# JOB
Can you transcribe every record below exactly as it appears?
■ ■ ■ ■
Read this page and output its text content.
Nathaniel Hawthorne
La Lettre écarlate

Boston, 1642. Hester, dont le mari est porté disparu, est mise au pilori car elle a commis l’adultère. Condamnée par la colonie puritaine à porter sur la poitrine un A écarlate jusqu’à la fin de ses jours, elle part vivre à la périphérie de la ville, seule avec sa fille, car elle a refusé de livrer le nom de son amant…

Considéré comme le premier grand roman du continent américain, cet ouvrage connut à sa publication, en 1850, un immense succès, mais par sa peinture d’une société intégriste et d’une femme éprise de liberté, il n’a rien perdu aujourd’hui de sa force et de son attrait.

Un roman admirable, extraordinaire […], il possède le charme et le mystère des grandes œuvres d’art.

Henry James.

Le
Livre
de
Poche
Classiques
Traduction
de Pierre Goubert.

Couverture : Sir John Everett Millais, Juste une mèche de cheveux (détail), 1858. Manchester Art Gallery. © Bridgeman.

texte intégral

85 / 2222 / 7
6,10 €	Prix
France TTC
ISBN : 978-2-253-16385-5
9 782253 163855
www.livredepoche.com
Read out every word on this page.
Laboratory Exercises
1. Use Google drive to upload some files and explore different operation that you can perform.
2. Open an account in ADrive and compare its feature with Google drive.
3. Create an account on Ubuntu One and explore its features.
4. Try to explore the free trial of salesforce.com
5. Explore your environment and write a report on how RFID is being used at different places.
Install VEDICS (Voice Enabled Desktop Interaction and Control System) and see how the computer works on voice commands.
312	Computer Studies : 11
■ ■ ■ ■
# EXERCISE SOLUTION
Read this page and output its text content.
Nathaniel Hawthorne
La Lettre écarlate

Boston, 1642. Hester, dont le mari est porté disparu, est mise au pilori car elle a commis l’adultère. Condamnée par la colonie puritaine à porter sur la poitrine un A écarlate jusqu’à la fin de ses jours, elle part vivre à la périphérie de la ville, seule avec sa fille, car elle a refusé de livrer le nom de son amant…

Considéré comme le premier grand roman du continent américain, cet ouvrage connut à sa publication, en 1850, un immense succès, mais par sa peinture d’une société intégriste et d’une femme éprise de liberté, il n’a rien perdu aujourd’hui de sa force et de son attrait.

Un roman admirable, extraordinaire […], il possède le charme et le mystère des grandes œuvres d’art.

Henry James.

Le
Livre
de
Poche
Classiques
Traduction
de Pierre Goubert.

Couverture : Sir John Everett Millais, Juste une mèche de cheveux (détail), 1858. Manchester Art Gallery. © Bridgeman.

texte intégral

85 / 2222 / 7
6,10 €	Prix
France TTC
ISBN : 978-2-253-16385-5
9 782253 163855
www.livredepoche.com
Read out every word on this page.
Laboratory Exercises
1. Use Google drive to upload some files and explore different operation that you can perform.
2. Open an account in ADrive and compare its feature with Google drive.
3. Create an account on Ubuntu One and explore its features.
4. Try to explore the free trial of salesforce.com
5. Explore your environment and write a report on how RFID is being used at different places.
Install VEDICS (Voice Enabled Desktop Interaction and Control System) and see how the computer works on voice commands.
312	Computer Studies : 11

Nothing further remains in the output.